◆ **Description of the task**
Say how many lines of the material below contain the word "booking", with no other words.

◆ **Records provided**

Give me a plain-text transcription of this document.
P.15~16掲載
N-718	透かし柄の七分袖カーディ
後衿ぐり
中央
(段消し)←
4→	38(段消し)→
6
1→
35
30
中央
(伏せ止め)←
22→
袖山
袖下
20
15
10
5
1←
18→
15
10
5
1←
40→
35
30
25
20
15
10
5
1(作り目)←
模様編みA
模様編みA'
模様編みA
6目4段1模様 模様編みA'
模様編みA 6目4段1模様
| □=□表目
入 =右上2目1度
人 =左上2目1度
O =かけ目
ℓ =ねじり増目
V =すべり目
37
---
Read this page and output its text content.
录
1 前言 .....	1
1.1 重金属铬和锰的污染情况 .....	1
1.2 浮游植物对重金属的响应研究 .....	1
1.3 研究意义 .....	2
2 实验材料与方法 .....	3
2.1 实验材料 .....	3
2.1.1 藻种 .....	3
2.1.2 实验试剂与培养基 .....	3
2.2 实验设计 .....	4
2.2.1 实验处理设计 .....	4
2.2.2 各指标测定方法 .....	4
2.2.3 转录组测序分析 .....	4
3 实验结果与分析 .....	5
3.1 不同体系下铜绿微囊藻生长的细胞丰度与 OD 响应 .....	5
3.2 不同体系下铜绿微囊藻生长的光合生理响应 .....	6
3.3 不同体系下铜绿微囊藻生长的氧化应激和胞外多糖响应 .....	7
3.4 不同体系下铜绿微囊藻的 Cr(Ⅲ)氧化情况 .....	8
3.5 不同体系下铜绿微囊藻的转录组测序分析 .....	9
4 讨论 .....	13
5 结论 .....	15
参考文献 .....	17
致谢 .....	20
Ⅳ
* * *
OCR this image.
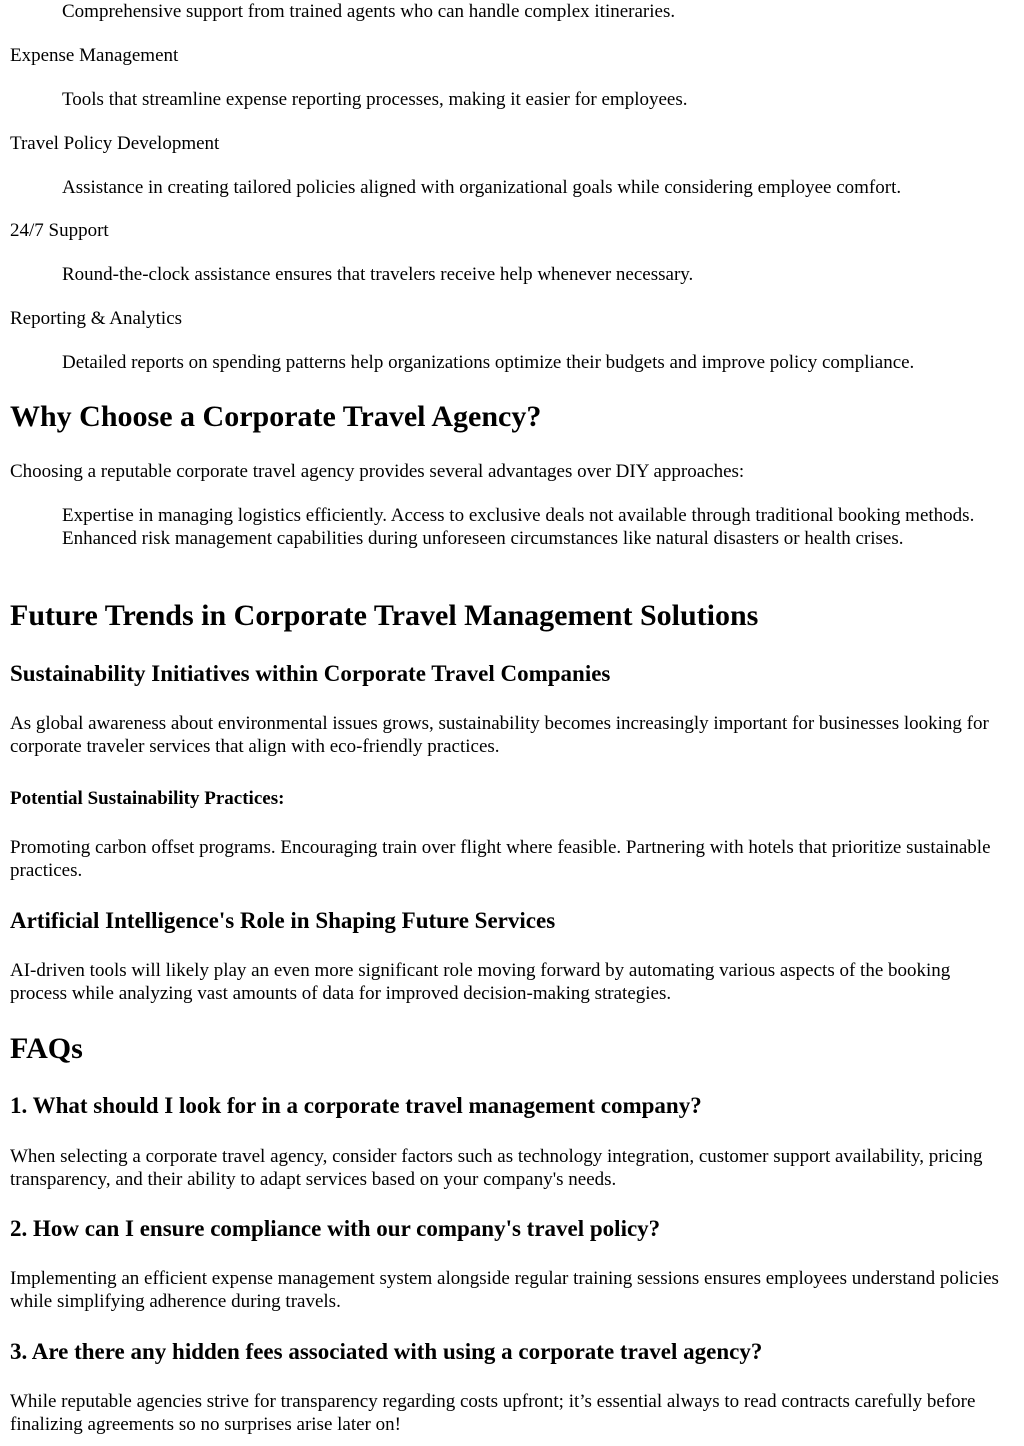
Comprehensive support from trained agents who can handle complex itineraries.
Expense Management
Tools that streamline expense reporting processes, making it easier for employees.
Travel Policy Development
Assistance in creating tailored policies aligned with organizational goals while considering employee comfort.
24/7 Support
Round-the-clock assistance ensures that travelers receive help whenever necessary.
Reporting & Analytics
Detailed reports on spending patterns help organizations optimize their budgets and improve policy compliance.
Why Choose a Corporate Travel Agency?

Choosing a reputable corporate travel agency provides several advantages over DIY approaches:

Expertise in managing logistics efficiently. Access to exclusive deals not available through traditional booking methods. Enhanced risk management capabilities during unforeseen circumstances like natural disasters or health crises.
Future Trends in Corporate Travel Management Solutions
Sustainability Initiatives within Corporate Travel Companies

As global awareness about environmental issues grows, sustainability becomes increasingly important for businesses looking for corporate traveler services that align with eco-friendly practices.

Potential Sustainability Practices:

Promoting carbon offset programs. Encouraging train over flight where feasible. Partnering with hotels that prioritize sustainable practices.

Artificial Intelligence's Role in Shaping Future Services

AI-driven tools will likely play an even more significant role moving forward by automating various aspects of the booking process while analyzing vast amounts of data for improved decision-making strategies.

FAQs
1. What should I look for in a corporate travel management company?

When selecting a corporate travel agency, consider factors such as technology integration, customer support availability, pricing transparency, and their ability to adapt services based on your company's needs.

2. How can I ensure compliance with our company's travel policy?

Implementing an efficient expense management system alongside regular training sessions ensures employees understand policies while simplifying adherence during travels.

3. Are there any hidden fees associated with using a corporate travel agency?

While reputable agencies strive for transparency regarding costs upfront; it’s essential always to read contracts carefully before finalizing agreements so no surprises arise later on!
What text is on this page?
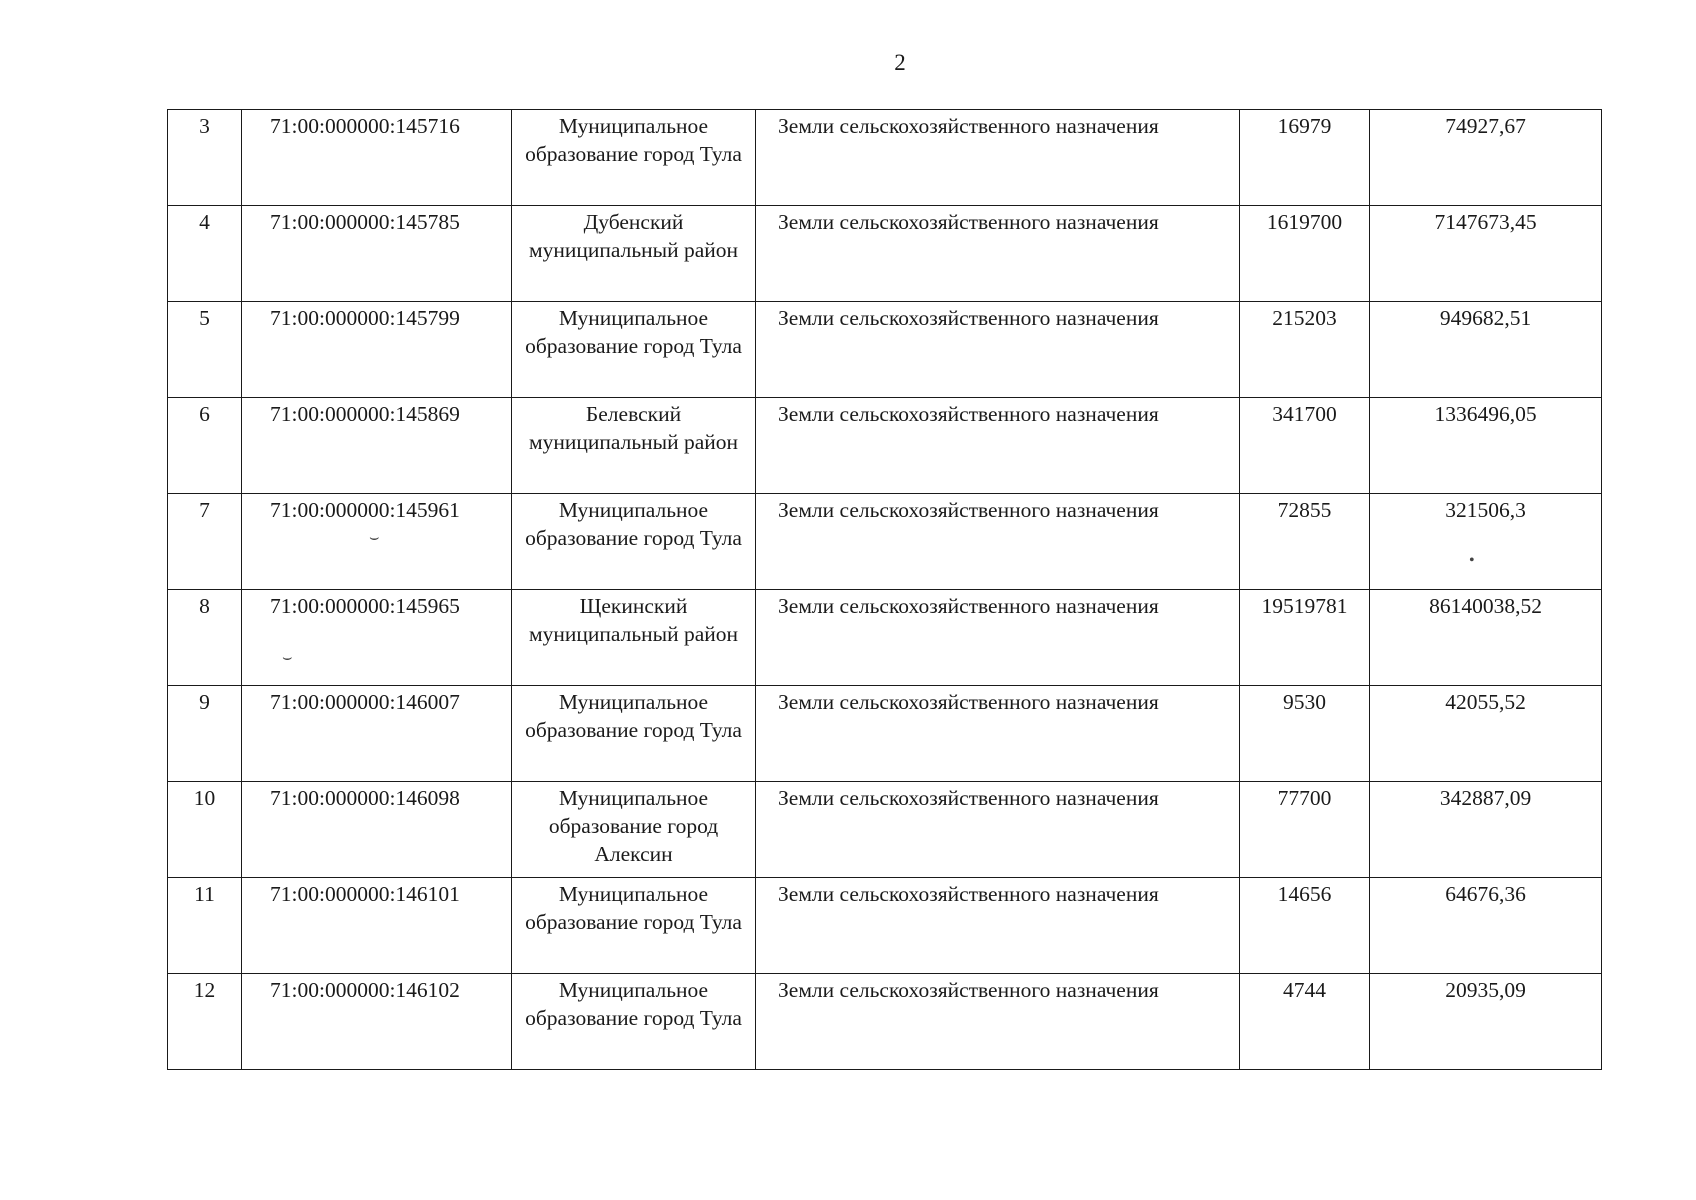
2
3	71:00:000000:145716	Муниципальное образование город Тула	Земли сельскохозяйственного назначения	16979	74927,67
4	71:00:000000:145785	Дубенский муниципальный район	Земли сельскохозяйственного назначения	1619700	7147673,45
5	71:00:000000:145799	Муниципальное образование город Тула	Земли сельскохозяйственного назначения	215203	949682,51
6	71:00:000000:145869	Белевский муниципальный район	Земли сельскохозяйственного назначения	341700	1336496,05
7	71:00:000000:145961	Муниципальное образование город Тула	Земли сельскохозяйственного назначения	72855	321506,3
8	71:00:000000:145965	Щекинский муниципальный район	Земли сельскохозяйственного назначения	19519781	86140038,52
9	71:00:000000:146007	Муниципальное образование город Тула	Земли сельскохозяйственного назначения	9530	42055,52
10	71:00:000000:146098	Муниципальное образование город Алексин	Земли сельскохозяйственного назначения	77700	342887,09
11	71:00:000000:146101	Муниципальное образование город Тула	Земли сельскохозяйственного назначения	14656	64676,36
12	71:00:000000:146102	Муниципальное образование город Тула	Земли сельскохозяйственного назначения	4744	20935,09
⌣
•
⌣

◆ **Response to this task**
2